* SHORT PROBLEM 1
In the printhead disassembly text, what does claim 8 say is inserted between the at least two components?
* SHORT PROBLEM 2
Please quote the printhead disassembly text between "wholly or partially separating said one" and "structure of said first component.", inclusive.
[START DOCUMENT SECTION]
In the print zone, the carriage 421 reciprocates in the Reciprocating Direction generally perpendicularly to the paper Advance Direction as shown by the arrows. Ink drops from the printheads are caused to be ejected from the heater chip 251 (FIG. 8) at such times pursuant to commands of a printer microprocessor or other controller 571. The timing of the ink drop emissions corresponds to a pattern of pixels of the image being printed. Often times, such patterns are generated in devices electrically connected to the controller (via Ext. input) that are external to the printer such as a computer, a scanner, a camera, a visual display unit, a personal data assistant, or other.
To print or emit a single drop of ink, the heaters (the dots of rows A-D, FIG. 8) are uniquely addressed with a small amount of current to rapidly heat a small volume of ink. This causes the ink to vaporize in a local ink chamber and be ejected through, and projected by, a nozzle plate towards the print medium.
A control panel 581 having user selection interface 601 may also provide input 621 to the controller 571 to enable additional printer capabilities and robustness.
As described herein, the term inkjet printhead may in addition to thermal technology include piezoelectric technology, or other, and may embody a side-shooter structure instead of the roof-shooter structure shown.
The foregoing description is presented for purposes of illustration and description of the various aspects of the invention. The descriptions are not intended to be exhaustive or to limit the invention to the precise form disclosed. For example, other disassembled components may include laser printheads instead of the described inkjet printhead. Nonetheless, the embodiments described above were chosen to provide the best illustration of the principles of the invention and its practical application to thereby enable one of ordinary skill in the art to utilize the invention in various embodiments and with various modifications as are suited to the particular use contemplated. All such modifications and variations are within the scope of the invention as determined by the appended claims when interpreted in accordance with the breadth to which they are fairly, legally and equitably entitled.

Claims

1. A method of disassembling at least two components of an imaging supply item comprising:

applying laser energy to one of said two components; and

wholly or partially separating said one of said at least two components from the other of said at least two components.

2. The method of claim 1, wherein said wholly or partially separating further includes applying a suction force to a first component of said at least two components.

3. The method of claim 1, wherein said wholly or partially separating further includes applying a clamping force to a first component of said at least two components.

4. The method of claim 3, wherein said applying a clamping force further includes grasping a keying structure of said first component.

5. The method of claim 1, wherein said wholly or partially separating further includes applying a striking force to a first component of said at least two components.

6. The method of claim 5, wherein said applying a striking force further includes pushing a periphery of said first component.

7. The method of claim 1, wherein said wholly or partially separating further includes applying a prying force to a first component of said at least two components.

8. The method of claim 7, wherein said applying a prying force further includes inserting a pry bar between said at least two components.

9. The method of claim 1, wherein said applying laser energy further includes providing a laser light source and controlling said laser light source to illuminate said one of said at least two components in one of a pattern substantially similar to a perimeter to-be-unwelded surface and a perimeter plus interior to-be-unwelded surface.

10. A method of disassembling an ink jet printhead lid laser welded to an inkjet printhead body, comprising:

applying laser energy to one of said lid and body; and

wholly or partially separating said lid from said body.
[END DOCUMENT SECTION]
[START DATASET ROWS]
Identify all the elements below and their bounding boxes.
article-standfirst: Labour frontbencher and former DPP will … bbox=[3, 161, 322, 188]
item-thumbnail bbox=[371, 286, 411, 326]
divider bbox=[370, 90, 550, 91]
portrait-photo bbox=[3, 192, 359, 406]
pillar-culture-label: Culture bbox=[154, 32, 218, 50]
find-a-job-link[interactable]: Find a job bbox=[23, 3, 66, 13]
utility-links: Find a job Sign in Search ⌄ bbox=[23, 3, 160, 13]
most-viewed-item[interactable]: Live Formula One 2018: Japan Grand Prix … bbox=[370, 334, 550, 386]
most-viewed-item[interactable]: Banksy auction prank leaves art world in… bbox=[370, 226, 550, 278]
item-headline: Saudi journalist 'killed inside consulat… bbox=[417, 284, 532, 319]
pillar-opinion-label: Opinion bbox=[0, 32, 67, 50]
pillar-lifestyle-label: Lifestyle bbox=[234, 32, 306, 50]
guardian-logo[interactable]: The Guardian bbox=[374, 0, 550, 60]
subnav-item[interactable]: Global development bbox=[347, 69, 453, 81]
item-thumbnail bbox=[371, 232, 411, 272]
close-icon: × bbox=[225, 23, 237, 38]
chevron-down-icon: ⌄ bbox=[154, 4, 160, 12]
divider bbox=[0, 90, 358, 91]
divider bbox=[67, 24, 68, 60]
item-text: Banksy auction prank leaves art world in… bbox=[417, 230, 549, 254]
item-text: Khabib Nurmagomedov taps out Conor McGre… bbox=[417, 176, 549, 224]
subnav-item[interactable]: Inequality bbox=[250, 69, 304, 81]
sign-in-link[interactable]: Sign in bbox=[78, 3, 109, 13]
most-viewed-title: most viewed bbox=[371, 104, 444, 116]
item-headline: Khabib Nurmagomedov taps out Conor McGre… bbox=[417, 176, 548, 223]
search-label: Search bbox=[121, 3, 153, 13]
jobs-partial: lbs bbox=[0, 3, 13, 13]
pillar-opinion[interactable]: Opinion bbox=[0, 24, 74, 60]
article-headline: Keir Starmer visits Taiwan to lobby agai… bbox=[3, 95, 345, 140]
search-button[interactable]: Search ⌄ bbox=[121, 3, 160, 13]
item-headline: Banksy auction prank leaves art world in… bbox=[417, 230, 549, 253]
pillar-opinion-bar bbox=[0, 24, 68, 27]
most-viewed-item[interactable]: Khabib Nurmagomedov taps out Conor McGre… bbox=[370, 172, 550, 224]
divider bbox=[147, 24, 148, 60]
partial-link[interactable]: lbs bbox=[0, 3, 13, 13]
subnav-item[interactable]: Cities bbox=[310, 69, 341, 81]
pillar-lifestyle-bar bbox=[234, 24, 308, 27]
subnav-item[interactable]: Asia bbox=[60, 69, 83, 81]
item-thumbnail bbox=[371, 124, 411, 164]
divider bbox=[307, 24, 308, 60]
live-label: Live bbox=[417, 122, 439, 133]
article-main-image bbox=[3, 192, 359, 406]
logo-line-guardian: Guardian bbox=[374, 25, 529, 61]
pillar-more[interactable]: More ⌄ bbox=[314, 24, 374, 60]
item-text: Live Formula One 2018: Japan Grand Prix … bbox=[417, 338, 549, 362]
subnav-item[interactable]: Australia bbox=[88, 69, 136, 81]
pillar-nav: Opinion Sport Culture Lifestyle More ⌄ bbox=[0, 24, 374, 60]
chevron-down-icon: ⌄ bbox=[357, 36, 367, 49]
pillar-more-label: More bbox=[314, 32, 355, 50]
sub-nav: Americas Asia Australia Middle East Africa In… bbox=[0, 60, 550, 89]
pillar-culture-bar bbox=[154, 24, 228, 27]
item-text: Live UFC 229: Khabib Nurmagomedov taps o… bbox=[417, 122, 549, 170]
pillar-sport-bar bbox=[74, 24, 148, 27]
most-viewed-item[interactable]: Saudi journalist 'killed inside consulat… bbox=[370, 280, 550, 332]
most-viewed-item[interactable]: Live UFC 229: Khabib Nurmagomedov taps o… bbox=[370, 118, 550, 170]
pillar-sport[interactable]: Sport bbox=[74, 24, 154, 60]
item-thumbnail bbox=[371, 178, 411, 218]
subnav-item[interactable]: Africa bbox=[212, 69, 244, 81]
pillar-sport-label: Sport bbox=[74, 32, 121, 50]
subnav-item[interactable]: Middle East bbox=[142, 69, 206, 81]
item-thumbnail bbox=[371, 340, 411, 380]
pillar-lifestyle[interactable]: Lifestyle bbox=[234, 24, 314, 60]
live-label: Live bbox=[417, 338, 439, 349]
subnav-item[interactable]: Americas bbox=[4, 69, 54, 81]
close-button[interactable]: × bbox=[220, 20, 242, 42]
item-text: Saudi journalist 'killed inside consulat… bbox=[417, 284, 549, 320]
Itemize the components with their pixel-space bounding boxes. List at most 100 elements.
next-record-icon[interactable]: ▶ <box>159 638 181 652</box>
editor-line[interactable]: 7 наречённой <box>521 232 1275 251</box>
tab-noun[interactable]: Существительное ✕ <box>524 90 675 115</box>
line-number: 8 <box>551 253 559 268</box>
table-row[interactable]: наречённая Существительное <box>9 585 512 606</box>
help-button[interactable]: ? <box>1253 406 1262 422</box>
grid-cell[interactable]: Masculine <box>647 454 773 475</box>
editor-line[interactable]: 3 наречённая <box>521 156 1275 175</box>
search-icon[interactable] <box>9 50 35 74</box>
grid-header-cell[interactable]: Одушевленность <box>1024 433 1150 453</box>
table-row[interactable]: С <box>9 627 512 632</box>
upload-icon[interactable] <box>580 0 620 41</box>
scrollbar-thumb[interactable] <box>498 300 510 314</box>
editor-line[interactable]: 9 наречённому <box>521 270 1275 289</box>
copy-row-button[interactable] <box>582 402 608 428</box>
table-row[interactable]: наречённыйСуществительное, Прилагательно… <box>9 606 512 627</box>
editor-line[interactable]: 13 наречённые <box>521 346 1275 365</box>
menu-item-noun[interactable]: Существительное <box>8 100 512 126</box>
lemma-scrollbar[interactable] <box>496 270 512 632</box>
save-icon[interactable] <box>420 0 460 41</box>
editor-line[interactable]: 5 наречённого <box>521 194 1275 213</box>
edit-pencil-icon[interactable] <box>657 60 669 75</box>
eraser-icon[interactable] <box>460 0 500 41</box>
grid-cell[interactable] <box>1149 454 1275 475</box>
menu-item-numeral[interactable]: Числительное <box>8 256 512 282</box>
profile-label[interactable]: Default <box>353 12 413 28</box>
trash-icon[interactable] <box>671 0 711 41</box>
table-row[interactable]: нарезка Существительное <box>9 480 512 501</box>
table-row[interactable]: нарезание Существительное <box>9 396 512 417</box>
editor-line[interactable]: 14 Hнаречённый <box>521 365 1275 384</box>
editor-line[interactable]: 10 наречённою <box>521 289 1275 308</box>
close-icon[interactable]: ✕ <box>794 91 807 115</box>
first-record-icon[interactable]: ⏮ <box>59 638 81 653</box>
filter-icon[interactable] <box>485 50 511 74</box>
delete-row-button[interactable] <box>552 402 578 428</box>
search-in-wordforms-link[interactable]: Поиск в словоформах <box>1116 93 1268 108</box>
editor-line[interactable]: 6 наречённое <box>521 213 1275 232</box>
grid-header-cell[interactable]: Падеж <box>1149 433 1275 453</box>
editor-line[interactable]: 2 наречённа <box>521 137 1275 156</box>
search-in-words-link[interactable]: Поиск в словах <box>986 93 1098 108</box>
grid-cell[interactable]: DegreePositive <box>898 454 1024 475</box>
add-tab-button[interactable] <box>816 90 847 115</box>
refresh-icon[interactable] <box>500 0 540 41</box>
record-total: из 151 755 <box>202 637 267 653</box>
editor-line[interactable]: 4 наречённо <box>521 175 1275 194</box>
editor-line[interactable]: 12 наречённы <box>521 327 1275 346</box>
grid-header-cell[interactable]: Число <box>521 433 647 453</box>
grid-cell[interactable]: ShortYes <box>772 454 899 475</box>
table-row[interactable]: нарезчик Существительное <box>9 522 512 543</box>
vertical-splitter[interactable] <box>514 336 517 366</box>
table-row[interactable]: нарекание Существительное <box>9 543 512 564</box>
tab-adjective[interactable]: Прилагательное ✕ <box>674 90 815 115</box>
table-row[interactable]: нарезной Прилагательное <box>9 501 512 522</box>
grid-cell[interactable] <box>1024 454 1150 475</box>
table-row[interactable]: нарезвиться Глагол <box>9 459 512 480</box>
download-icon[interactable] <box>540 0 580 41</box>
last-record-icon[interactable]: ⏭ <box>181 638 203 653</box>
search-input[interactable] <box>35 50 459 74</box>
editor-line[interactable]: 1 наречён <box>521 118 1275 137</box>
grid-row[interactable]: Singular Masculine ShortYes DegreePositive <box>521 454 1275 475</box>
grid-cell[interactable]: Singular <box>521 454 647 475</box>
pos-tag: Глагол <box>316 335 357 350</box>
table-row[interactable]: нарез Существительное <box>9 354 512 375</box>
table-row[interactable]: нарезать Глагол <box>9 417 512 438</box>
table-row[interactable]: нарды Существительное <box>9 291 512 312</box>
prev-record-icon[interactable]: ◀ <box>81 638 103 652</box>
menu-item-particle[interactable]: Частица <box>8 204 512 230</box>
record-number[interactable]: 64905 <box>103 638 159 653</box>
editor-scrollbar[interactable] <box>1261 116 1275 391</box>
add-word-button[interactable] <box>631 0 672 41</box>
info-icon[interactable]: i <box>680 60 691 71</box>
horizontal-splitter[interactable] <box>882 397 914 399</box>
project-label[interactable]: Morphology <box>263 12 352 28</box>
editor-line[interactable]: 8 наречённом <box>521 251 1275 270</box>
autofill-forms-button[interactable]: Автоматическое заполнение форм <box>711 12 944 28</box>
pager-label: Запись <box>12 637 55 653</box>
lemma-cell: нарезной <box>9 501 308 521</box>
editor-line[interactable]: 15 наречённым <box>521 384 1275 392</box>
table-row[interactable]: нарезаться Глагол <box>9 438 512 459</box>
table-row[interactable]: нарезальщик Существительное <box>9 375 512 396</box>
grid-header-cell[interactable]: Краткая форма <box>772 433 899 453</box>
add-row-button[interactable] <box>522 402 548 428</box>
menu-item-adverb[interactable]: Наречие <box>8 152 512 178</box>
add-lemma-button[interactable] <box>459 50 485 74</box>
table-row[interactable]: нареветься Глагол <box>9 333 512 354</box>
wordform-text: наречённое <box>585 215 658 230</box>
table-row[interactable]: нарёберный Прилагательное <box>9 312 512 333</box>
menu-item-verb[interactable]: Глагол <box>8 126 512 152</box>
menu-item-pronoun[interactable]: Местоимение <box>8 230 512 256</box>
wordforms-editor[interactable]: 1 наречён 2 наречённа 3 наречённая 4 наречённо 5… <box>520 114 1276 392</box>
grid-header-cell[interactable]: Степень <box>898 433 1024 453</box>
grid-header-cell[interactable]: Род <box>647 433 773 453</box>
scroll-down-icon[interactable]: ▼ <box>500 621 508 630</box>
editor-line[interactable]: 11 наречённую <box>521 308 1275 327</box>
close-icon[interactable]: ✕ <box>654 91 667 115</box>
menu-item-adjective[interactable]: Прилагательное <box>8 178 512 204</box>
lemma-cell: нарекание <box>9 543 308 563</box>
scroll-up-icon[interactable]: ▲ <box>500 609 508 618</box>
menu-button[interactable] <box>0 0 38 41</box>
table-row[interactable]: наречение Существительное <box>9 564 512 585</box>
[END DATASET ROWS]
* EXERCISE SOLUTION 1
A pry bar.

* EXERCISE SOLUTION 2
wholly or partially separating said one of said at least two components from the other of said at least two components.

2. The method of claim 1, wherein said wholly or partially separating further includes applying a suction force to a first component of said at least two components.

3. The method of claim 1, wherein said wholly or partially separating further includes applying a clamping force to a first component of said at least two components.

4. The method of claim 3, wherein said applying a clamping force further includes grasping a keying structure of said first component.